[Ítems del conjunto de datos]

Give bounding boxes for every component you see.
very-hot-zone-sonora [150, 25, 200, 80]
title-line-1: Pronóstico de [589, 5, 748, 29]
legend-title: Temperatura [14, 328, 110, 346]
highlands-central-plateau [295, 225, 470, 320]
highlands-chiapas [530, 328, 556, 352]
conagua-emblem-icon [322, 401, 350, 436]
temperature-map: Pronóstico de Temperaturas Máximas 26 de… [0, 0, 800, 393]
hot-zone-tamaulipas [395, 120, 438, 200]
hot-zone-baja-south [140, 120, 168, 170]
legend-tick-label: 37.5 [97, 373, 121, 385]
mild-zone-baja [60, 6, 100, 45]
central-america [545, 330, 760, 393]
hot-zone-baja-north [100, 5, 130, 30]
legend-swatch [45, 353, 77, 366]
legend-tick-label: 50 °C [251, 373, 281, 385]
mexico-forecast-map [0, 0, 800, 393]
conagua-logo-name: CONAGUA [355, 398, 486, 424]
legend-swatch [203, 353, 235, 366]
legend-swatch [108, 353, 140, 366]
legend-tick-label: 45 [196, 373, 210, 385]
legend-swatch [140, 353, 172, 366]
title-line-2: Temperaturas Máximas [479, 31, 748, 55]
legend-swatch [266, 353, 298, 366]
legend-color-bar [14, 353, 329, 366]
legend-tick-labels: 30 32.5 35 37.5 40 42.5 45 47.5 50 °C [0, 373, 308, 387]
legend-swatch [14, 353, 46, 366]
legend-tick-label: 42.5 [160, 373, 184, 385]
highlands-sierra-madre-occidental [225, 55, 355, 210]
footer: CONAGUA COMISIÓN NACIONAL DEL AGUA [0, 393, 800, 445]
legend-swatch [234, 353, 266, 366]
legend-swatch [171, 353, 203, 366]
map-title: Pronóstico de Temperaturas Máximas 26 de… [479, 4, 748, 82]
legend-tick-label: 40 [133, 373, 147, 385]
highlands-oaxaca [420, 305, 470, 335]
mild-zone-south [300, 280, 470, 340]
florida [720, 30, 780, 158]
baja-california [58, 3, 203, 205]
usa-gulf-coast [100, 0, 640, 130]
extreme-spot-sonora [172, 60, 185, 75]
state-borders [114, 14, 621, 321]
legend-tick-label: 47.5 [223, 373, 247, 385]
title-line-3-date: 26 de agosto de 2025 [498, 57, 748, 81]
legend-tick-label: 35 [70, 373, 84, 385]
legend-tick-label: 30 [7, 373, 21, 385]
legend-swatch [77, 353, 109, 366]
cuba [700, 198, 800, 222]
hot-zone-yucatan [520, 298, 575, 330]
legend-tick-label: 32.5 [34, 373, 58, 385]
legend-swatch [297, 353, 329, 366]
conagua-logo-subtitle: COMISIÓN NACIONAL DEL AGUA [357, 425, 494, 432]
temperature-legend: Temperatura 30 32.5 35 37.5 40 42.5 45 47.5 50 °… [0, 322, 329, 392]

REQUISITOS:
Organiza como tabla Markdown, con las columnas Número y Línea, los datos desde la primera línea hasta la que contiene "legend-tick-label: 32.5 [34, 373, 58, 385]", ambas incluidas. Deja fuera las líneas en blanco.

PROBLEMA RESUELTO:
| Número | Línea |
|---|---|
| 1 | Give bounding boxes for every component you see. |
| 2 | very-hot-zone-sonora [150, 25, 200, 80] |
| 3 | title-line-1: Pronóstico de [589, 5, 748, 29] |
| 4 | legend-title: Temperatura [14, 328, 110, 346] |
| 5 | highlands-central-plateau [295, 225, 470, 320] |
| 6 | highlands-chiapas [530, 328, 556, 352] |
| 7 | conagua-emblem-icon [322, 401, 350, 436] |
| 8 | temperature-map: Pronóstico de Temperaturas Máximas 26 de… [0, 0, 800, 393] |
| 9 | hot-zone-tamaulipas [395, 120, 438, 200] |
| 10 | hot-zone-baja-south [140, 120, 168, 170] |
| 11 | legend-tick-label: 37.5 [97, 373, 121, 385] |
| 12 | mild-zone-baja [60, 6, 100, 45] |
| 13 | central-america [545, 330, 760, 393] |
| 14 | hot-zone-baja-north [100, 5, 130, 30] |
| 15 | legend-swatch [45, 353, 77, 366] |
| 16 | legend-tick-label: 50 °C [251, 373, 281, 385] |
| 17 | mexico-forecast-map [0, 0, 800, 393] |
| 18 | conagua-logo-name: CONAGUA [355, 398, 486, 424] |
| 19 | legend-swatch [203, 353, 235, 366] |
| 20 | legend-swatch [108, 353, 140, 366] |
| 21 | legend-tick-label: 45 [196, 373, 210, 385] |
| 22 | legend-swatch [140, 353, 172, 366] |
| 23 | title-line-2: Temperaturas Máximas [479, 31, 748, 55] |
| 24 | legend-swatch [266, 353, 298, 366] |
| 25 | legend-color-bar [14, 353, 329, 366] |
| 26 | legend-tick-labels: 30 32.5 35 37.5 40 42.5 45 47.5 50 °C [0, 373, 308, 387] |
| 27 | legend-swatch [14, 353, 46, 366] |
| 28 | legend-tick-label: 42.5 [160, 373, 184, 385] |
| 29 | highlands-sierra-madre-occidental [225, 55, 355, 210] |
| 30 | footer: CONAGUA COMISIÓN NACIONAL DEL AGUA [0, 393, 800, 445] |
| 31 | legend-swatch [234, 353, 266, 366] |
| 32 | legend-swatch [171, 353, 203, 366] |
| 33 | map-title: Pronóstico de Temperaturas Máximas 26 de… [479, 4, 748, 82] |
| 34 | legend-tick-label: 40 [133, 373, 147, 385] |
| 35 | highlands-oaxaca [420, 305, 470, 335] |
| 36 | mild-zone-south [300, 280, 470, 340] |
| 37 | florida [720, 30, 780, 158] |
| 38 | baja-california [58, 3, 203, 205] |
| 39 | usa-gulf-coast [100, 0, 640, 130] |
| 40 | extreme-spot-sonora [172, 60, 185, 75] |
| 41 | state-borders [114, 14, 621, 321] |
| 42 | legend-tick-label: 47.5 [223, 373, 247, 385] |
| 43 | title-line-3-date: 26 de agosto de 2025 [498, 57, 748, 81] |
| 44 | legend-tick-label: 35 [70, 373, 84, 385] |
| 45 | legend-tick-label: 30 [7, 373, 21, 385] |
| 46 | legend-swatch [77, 353, 109, 366] |
| 47 | cuba [700, 198, 800, 222] |
| 48 | hot-zone-yucatan [520, 298, 575, 330] |
| 49 | legend-tick-label: 32.5 [34, 373, 58, 385] |